* DOCUMENT EXTRACT:
· · ·

One Trucker, guitarist Rob Malone, hasn't bothered to show up (he'll leave the band a couple of days later and be replaced by Jason Isbell). When several strings on their borrowed guitars pop all at once, well over an hour into the "show," anyone would forgive the guys for calling it a night and downing a few more cans of PBR in sarcastic toast to the region they once dubbed "Buttholeville." Instead, they play for two more hours, mesmerizing the fidgety partygoers. Cooley sings "Zip City" in his portentous baritone, firing off belated comebacks to a deacon's daughter who wouldn't screw him when he was 17. (He's still bitter about the Evangelicals who made the area a dry county until the '80s. "One of the local jokes is 'Why don't the Church of Christ fuck standing up?' 'Because people might think they're dancing,'" Hood says.) Hood winds up the set with a heart-splitting version of Southern Rock Opera's climactic "Angels and Fuselage," which imagines the passengers on that fated Skynyrd plane "scared shitless of what's coming next," waiting to belly-bump the ground.

Poetry among the wreckage--that's the Drive-By Truckers for you. Or, to employ the phrase Hood coined for the theme of Southern Rock Opera, "the duality of the Southern thing." Like their contemporaries Slobberbone, the Shiners, Honky, and Supagroup--sometimes lumped together as "the redneck underground"--the Truckers wrangle with the bullshit myth of "white trash" as a heritage because it would be a lie to run away from it. "We stumbled on all these subject matters in our own backyard that nobody was really writing about," says Hood.

A big smiley guy who grows out his beard on the road, the 38-year-old Hood loves to say "belligerent"; it's the way he describes himself, his band, and virtually everybody he respects. A born dramatist, he talks with more fervor than most frontmen sing with, and his Springsteen-length introductions to songs such as "Wallace," about America's most famous segregationist, and "18 Wheels of Love," about his mom falling for a truck driver, are often longer than the songs themselves. "I wrote a thousand songs before I started high school," he declares. "I figured I better learn to play guitar, because the kind of songs I write aren't the kind that people cover. I also had probably the most uncooperative voice in the world."

Every band has a history, but history is about the only thing the Drive-By Truckers have. Hood's great-great-granddad fought for the Confederacy in the Civil War--even though he opposed slavery--and took home a bullet hole in his side. His father, David Hood, was the bassist in the Muscle Shoals Sound Studios band, the Muscle Shoals Rhythm Section, who played a string of successful sessions with everyone from Aretha Franklin to Bob Dylan. The younger Hood still burns to live up to that legacy. But by 1984, Julian Lennon was the kind of act coming to Muscle Shoals. ("He nailed a girl I went to high school with," says Hood.) So young Patterson became a punk rocker.

"'The Chocolate Vomits,' that's what my name for all those groups was," says Hood's father, a self-effacing man who still lives near Wilson Lake in the area and serves some of the best barbecue you'll ever devour. Hood replies, "I never wanted to be a session person. My dad never took his guitar out of the case around the house. That was his job." Instead, Hood began playing in a band called Adam's House Cat with "mean-ass drunk" Cooley, a country-music fanatic and son of a construction worker who subsidized Mike's guitar lessons until he became a teenage cock-rocker.

· · ·

* TASKS TO CARRY OUT:
- 1) In the Drive-By Truckers profile, what was the name of the studio band in which Hood's father, David Hood, played bass?
- 2) Do these statements agree with the Drive-By Truckers profile? (a) Hood is 38 years old. (b) Hood's great-great-granddad fought for the Confederacy because he supported slavery. (c) Cooley sings "Zip City" in a tenor voice.
- 3) Carry on the Drive-By Truckers profile from its last sentence.

(Labeled region entries)
· · ·

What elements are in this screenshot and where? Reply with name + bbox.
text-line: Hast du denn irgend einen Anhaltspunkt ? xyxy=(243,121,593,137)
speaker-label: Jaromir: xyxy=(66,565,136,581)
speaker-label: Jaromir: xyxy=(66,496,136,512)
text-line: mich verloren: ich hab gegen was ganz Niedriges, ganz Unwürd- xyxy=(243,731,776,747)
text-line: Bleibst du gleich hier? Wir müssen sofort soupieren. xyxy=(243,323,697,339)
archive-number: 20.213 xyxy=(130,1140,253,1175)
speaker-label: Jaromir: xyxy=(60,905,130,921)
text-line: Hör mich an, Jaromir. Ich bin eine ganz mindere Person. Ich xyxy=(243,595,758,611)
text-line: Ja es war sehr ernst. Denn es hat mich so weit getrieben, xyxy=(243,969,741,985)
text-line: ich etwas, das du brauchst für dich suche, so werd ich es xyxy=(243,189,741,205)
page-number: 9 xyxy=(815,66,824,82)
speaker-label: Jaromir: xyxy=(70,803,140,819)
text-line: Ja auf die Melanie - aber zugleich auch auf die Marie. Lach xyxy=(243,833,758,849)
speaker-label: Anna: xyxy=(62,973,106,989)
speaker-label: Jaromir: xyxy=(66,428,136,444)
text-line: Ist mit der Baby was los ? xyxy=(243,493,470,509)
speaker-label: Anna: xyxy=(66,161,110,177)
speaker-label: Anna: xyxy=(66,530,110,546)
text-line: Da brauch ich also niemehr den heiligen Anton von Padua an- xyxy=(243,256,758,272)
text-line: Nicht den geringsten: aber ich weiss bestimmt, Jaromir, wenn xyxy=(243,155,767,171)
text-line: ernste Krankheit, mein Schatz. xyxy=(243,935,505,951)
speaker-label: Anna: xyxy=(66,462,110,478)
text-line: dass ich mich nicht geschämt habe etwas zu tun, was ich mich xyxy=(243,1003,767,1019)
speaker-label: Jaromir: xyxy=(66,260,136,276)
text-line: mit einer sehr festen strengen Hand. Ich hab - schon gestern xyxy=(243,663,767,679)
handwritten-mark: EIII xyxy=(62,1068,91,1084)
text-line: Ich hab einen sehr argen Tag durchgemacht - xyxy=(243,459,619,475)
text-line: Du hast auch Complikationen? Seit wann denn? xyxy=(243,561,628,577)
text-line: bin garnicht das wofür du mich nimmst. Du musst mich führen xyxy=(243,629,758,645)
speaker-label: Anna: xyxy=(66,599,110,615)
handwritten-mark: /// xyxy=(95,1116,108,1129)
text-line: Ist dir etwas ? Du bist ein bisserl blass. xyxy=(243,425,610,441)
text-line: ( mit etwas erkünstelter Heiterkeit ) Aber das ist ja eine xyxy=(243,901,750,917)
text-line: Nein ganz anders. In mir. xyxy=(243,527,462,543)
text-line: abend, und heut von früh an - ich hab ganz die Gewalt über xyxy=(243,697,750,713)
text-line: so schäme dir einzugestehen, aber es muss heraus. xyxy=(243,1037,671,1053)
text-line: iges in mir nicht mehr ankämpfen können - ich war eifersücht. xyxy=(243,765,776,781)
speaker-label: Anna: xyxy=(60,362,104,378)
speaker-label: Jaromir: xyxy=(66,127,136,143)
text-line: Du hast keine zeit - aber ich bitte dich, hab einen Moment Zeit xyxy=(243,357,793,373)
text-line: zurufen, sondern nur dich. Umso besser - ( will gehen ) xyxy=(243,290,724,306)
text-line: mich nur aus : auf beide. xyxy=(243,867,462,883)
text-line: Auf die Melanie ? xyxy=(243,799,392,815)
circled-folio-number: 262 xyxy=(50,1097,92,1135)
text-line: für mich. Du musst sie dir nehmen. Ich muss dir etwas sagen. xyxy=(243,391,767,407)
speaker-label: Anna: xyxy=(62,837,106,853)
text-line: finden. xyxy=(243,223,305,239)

· · ·

* RESULTS OF THE TASKS:
- 1) The Muscle Shoals Rhythm Section.

- 2)
(a) Yes: "the 38-year-old Hood."
(b) No: "even though he opposed slavery."
(c) No: "in his portentous baritone."

- 3)
Adam's House Cat were hated locally, not least for "Buttholeville," which they used to introduce by saying, "If this song pisses you off, it's about you!" But their rep spread, and when, in 1988, Musician magazine named them the nation's best unsigned band, capricious record labels came calling. "We spent four out of the six years we were together on the verge of a record deal," says Hood, now able to laugh at his rock-star-wannabe days. The unreleased album they recorded in 1990 featured a Replacements-like wailer called "Runaway Train" that was slated to be the first single. "I still hate Soul Asylum!" Hood shouts. "I heard their 'Runaway Train' song [a 1993 hit] on the radio and went nuts. I'd see that fucker with his torn jeans, and I was ready to kill him."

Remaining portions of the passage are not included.